§ Exercise instructions:
Copy out each line exactly as it appears.

§ Excerpted records:
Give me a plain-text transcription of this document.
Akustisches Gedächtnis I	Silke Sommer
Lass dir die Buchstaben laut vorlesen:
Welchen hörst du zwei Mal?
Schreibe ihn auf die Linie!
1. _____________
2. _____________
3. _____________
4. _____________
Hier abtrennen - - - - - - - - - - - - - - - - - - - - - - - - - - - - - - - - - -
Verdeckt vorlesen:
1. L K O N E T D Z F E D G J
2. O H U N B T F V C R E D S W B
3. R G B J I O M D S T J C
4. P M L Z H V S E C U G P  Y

§ Result for this task:
Give me a plain-text transcription of this document.
Akustisches Gedächtnis I	Silke Sommer
Lass dir die Buchstaben laut vorlesen:
Welchen hörst du zwei Mal?
Schreibe ihn auf die Linie!
1. _____________
2. _____________
3. _____________
4. _____________
Hier abtrennen - - - - - - - - - - - - - - - - - - - - - - - - - - - - - - - - - -
Verdeckt vorlesen:
1. L K O N E T D Z F E D G J
2. O H U N B T F V C R E D S W B
3. R G B J I O M D S T J C
4. P M L Z H V S E C U G P  Y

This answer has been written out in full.